_PROBLEM DESCRIPTION:_
Gather all lines from the material that contain the word "phone".

_GIVEN DATA:_

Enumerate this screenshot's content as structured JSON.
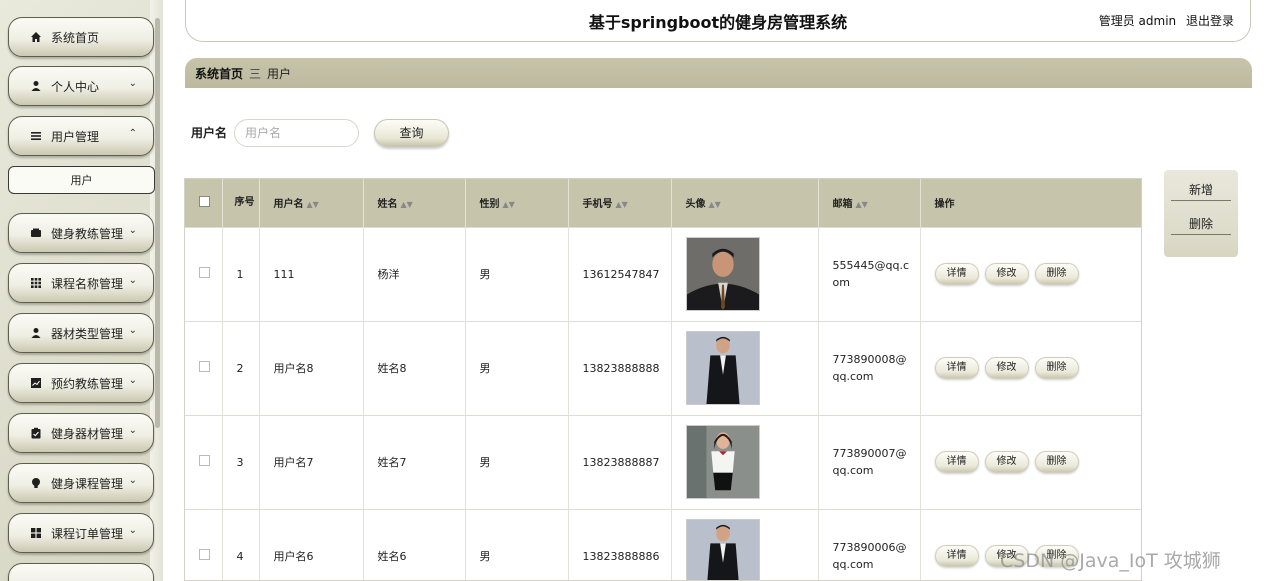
{
  "header": {
    "title": "基于springboot的健身房管理系统",
    "user_label": "管理员 admin",
    "logout_label": "退出登录"
  },
  "sidebar": {
    "items": [
      {
        "label": "系统首页",
        "icon": "home-icon"
      },
      {
        "label": "个人中心",
        "icon": "person-icon"
      },
      {
        "label": "用户管理",
        "icon": "list-icon"
      },
      {
        "label": "健身教练管理",
        "icon": "wallet-icon"
      },
      {
        "label": "课程名称管理",
        "icon": "grid-icon"
      },
      {
        "label": "器材类型管理",
        "icon": "person-icon"
      },
      {
        "label": "预约教练管理",
        "icon": "chart-icon"
      },
      {
        "label": "健身器材管理",
        "icon": "clipboard-icon"
      },
      {
        "label": "健身课程管理",
        "icon": "bulb-icon"
      },
      {
        "label": "课程订单管理",
        "icon": "apps-icon"
      }
    ],
    "sub_item": "用户"
  },
  "breadcrumb": {
    "home": "系统首页",
    "separator": "三",
    "current": "用户"
  },
  "search": {
    "label": "用户名",
    "placeholder": "用户名",
    "button": "查询"
  },
  "table": {
    "headers": [
      "序号",
      "用户名",
      "姓名",
      "性别",
      "手机号",
      "头像",
      "邮箱",
      "操作"
    ],
    "rows": [
      {
        "index": "1",
        "username": "111",
        "name": "杨洋",
        "gender": "男",
        "phone": "13612547847",
        "email": "555445@qq.com"
      },
      {
        "index": "2",
        "username": "用户名8",
        "name": "姓名8",
        "gender": "男",
        "phone": "13823888888",
        "email": "773890008@qq.com"
      },
      {
        "index": "3",
        "username": "用户名7",
        "name": "姓名7",
        "gender": "男",
        "phone": "13823888887",
        "email": "773890007@qq.com"
      },
      {
        "index": "4",
        "username": "用户名6",
        "name": "姓名6",
        "gender": "男",
        "phone": "13823888886",
        "email": "773890006@qq.com"
      }
    ],
    "actions": {
      "detail": "详情",
      "edit": "修改",
      "delete": "删除"
    }
  },
  "side_actions": {
    "add": "新增",
    "delete": "删除"
  },
  "watermark": "CSDN @Java_IoT 攻城狮",
  "colors": {
    "accent": "#c6c4ab",
    "sidebar_bg": "#e2e1d1"
  }
}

_RESPONSE TO THIS EXERCISE:_
        "phone": "13612547847",
        "phone": "13823888888",
        "phone": "13823888887",
        "phone": "13823888886",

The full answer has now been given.